#### Task:
The word "score" occurs in some of the lines below; copy each of those lines.

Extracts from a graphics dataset
========

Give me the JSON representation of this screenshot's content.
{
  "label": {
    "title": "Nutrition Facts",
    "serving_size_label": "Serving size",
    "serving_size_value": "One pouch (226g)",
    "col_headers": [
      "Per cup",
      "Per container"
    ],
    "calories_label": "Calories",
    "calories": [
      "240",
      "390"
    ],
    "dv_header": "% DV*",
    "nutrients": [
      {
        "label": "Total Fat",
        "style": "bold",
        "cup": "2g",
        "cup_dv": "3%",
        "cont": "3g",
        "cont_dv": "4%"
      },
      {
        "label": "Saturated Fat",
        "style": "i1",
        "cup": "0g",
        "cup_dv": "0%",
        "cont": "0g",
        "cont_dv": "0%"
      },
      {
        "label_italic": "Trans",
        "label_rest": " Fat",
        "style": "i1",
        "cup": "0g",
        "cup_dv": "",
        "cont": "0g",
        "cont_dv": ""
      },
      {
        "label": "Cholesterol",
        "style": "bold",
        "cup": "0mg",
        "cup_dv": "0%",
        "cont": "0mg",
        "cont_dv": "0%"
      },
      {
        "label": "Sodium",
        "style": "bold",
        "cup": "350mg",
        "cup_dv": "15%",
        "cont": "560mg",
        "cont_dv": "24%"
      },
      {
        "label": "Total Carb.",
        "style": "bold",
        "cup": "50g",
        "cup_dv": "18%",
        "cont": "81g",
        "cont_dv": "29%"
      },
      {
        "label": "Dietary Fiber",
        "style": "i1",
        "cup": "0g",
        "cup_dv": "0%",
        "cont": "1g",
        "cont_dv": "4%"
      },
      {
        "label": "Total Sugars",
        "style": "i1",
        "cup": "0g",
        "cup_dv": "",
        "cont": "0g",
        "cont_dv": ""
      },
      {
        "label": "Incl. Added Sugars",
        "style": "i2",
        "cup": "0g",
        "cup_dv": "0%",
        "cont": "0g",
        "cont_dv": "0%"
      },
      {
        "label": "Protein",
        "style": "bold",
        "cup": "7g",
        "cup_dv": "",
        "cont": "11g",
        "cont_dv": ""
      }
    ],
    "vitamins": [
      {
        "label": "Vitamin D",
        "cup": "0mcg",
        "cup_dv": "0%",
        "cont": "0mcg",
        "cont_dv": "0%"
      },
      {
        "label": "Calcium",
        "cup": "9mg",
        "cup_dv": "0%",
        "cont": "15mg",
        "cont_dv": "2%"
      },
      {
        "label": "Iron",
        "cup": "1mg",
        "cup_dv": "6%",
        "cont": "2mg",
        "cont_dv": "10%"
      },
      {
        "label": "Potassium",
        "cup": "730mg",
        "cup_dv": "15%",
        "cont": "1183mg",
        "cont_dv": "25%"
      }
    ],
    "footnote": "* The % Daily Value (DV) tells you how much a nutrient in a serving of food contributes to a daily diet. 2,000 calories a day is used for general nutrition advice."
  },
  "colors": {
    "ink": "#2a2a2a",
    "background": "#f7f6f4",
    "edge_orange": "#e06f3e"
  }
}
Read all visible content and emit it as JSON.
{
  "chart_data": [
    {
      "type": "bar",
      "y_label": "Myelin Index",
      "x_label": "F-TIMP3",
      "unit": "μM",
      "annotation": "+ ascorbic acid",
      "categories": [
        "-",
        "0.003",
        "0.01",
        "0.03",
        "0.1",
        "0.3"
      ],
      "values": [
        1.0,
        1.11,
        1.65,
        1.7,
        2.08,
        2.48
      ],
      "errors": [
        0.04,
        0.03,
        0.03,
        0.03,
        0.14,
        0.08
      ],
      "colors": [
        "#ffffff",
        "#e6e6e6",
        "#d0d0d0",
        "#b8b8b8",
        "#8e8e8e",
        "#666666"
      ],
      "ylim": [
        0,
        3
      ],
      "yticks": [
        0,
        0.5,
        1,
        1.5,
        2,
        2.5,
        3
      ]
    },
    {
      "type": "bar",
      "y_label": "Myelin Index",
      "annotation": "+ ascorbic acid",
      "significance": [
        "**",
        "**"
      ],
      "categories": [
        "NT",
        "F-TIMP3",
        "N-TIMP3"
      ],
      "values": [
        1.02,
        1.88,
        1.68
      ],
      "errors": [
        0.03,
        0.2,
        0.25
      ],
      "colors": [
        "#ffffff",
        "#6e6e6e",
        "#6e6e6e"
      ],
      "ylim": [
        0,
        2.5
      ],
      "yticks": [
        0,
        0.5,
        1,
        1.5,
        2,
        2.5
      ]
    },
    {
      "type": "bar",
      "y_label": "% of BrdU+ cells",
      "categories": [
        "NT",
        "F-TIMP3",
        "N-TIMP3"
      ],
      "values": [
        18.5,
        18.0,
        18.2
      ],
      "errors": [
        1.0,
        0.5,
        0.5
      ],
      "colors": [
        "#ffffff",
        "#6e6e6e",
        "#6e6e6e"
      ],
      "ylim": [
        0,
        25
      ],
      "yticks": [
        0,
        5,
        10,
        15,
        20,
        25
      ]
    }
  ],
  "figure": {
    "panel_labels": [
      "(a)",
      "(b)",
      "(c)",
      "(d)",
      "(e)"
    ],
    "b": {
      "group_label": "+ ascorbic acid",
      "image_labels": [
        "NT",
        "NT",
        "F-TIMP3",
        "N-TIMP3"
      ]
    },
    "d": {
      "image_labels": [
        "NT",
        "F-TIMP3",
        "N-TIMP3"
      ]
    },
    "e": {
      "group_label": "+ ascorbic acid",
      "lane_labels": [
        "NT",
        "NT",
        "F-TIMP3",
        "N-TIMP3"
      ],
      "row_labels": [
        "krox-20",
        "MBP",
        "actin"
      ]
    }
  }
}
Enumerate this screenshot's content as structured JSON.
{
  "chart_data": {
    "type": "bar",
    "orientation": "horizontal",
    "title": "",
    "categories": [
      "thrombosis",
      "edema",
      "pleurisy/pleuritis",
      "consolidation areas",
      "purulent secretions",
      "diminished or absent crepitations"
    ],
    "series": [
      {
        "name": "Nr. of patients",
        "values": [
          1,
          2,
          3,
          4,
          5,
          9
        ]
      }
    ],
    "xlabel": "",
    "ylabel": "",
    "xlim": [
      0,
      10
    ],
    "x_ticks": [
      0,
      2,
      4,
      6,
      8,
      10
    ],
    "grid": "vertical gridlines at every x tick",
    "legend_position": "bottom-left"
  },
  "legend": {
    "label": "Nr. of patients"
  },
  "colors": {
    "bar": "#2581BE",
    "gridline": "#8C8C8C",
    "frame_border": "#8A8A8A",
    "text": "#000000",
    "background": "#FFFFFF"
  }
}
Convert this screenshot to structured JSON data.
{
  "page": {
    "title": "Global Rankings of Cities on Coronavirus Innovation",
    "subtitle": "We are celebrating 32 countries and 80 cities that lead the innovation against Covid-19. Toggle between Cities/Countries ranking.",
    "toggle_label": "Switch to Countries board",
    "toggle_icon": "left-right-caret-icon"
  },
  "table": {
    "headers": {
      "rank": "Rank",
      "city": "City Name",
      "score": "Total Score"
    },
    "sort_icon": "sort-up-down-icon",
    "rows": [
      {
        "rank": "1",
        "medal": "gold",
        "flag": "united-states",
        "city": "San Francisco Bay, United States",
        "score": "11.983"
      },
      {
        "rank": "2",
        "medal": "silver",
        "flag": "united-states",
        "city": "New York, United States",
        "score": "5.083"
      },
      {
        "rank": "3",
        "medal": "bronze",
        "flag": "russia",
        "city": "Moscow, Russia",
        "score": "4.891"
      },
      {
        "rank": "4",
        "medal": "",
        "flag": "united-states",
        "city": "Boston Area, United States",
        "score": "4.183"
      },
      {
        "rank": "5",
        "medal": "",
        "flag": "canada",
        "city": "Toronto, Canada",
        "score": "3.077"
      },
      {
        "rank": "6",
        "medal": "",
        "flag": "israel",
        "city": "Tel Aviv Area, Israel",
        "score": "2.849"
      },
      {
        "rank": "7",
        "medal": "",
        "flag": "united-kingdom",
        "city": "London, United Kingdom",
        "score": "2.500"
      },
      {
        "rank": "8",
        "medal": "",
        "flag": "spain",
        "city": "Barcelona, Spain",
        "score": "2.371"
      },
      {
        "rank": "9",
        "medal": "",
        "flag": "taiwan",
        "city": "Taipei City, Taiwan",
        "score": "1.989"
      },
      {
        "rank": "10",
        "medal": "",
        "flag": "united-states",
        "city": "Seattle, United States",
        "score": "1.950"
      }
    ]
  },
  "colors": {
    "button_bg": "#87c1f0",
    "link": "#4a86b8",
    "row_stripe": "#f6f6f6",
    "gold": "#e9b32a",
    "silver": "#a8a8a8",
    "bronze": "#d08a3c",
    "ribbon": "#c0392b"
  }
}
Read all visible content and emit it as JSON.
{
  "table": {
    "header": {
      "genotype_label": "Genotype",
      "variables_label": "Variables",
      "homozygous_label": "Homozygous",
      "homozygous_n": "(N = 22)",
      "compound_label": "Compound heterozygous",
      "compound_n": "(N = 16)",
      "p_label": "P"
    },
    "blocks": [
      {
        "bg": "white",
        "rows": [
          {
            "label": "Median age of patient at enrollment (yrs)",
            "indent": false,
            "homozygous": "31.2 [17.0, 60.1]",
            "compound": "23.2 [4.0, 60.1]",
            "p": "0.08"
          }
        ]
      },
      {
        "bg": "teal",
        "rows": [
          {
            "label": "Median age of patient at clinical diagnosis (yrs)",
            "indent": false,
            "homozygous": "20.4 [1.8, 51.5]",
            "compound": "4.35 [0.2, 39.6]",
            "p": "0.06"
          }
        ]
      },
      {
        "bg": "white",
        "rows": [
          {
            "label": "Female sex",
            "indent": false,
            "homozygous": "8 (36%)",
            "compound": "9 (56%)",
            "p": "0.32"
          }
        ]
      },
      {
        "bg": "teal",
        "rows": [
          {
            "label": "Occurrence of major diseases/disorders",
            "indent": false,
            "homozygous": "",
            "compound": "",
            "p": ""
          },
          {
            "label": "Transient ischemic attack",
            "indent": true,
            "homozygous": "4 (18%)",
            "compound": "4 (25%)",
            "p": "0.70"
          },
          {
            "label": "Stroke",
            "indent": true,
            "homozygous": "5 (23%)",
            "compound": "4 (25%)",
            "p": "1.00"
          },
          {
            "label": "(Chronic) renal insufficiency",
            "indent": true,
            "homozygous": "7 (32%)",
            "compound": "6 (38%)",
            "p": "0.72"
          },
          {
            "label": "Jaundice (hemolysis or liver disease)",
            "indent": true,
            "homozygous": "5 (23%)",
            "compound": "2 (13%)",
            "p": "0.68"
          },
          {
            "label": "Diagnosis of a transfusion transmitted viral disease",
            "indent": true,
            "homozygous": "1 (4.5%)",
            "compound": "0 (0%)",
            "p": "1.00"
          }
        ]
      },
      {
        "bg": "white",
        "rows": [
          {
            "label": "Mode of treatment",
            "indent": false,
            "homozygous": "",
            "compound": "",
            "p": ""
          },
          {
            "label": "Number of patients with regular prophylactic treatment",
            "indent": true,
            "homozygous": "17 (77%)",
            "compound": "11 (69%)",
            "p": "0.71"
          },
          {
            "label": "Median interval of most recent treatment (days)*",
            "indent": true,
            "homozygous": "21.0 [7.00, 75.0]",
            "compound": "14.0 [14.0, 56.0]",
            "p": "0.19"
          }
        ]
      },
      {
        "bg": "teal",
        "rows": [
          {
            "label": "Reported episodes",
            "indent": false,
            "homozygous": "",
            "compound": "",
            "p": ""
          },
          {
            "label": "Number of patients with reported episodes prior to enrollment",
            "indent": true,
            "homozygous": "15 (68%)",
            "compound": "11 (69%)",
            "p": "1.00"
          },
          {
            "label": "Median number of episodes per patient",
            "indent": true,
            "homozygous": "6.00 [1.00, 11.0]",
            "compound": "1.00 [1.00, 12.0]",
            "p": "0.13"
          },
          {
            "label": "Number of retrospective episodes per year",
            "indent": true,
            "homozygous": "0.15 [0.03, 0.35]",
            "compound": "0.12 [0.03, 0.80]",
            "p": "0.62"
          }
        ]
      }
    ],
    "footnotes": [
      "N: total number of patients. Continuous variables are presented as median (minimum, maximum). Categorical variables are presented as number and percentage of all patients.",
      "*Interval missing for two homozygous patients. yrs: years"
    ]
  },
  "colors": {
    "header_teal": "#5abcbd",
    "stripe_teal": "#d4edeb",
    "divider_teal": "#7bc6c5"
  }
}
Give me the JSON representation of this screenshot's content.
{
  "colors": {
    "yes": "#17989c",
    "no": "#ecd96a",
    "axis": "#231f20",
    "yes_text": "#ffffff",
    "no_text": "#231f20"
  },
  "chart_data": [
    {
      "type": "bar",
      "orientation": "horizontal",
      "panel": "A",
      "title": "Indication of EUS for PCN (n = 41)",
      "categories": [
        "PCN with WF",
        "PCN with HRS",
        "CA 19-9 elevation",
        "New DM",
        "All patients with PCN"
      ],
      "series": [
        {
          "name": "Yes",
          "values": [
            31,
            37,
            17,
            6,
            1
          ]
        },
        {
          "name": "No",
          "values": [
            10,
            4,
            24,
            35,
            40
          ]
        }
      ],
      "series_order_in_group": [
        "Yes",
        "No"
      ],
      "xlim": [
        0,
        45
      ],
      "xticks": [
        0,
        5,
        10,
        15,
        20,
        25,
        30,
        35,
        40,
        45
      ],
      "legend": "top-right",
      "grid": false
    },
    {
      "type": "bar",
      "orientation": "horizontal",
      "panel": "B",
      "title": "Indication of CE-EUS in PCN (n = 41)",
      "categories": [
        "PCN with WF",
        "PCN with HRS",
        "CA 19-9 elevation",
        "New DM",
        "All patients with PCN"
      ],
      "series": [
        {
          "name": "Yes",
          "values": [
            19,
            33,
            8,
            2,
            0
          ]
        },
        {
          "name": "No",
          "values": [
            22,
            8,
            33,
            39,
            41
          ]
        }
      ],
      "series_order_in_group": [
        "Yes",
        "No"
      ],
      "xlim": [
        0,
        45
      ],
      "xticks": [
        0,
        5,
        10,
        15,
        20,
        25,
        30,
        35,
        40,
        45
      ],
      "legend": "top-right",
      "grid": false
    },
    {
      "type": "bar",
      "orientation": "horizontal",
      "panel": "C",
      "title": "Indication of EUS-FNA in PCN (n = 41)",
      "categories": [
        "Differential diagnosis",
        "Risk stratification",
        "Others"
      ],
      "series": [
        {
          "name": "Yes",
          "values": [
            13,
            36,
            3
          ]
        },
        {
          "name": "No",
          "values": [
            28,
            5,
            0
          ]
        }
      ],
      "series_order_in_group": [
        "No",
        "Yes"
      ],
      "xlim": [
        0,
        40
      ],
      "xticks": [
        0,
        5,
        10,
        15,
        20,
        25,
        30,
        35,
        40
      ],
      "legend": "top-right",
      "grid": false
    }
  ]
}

========

#### Written solution:
      "score": "Total Score"
        "score": "11.983"
        "score": "5.083"
        "score": "4.891"
        "score": "4.183"
        "score": "3.077"
        "score": "2.849"
        "score": "2.500"
        "score": "2.371"
        "score": "1.989"
        "score": "1.950"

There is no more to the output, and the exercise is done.